* Begin PROVIDED DATA *

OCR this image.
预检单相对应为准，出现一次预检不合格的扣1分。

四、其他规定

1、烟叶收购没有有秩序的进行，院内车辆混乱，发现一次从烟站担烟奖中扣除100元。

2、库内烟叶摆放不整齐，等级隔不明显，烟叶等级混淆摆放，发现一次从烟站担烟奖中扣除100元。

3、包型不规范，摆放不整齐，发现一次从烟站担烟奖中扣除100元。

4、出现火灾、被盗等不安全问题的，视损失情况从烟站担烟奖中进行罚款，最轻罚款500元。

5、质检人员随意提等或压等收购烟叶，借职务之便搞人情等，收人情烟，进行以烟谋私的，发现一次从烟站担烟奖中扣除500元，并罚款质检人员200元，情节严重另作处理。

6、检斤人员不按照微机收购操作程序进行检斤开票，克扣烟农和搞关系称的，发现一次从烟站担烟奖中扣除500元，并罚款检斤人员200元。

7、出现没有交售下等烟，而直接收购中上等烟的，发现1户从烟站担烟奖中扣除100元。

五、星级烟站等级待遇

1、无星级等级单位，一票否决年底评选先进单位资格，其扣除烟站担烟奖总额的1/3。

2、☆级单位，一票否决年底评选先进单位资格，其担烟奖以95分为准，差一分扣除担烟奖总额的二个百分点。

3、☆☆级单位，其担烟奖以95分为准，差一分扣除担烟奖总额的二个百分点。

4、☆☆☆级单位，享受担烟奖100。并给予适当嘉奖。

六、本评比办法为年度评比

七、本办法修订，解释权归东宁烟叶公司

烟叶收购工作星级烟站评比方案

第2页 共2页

* End PROVIDED DATA *

◆ WRITTEN EXERCISE: Identify the lines in the entries above that contain "差一分扣除担烟奖总额的二个百分点", then copy them out.

◆ RESULT OF THE TASK:
2、☆级单位，一票否决年底评选先进单位资格，其担烟奖以95分为准，差一分扣除担烟奖总额的二个百分点。
3、☆☆级单位，其担烟奖以95分为准，差一分扣除担烟奖总额的二个百分点。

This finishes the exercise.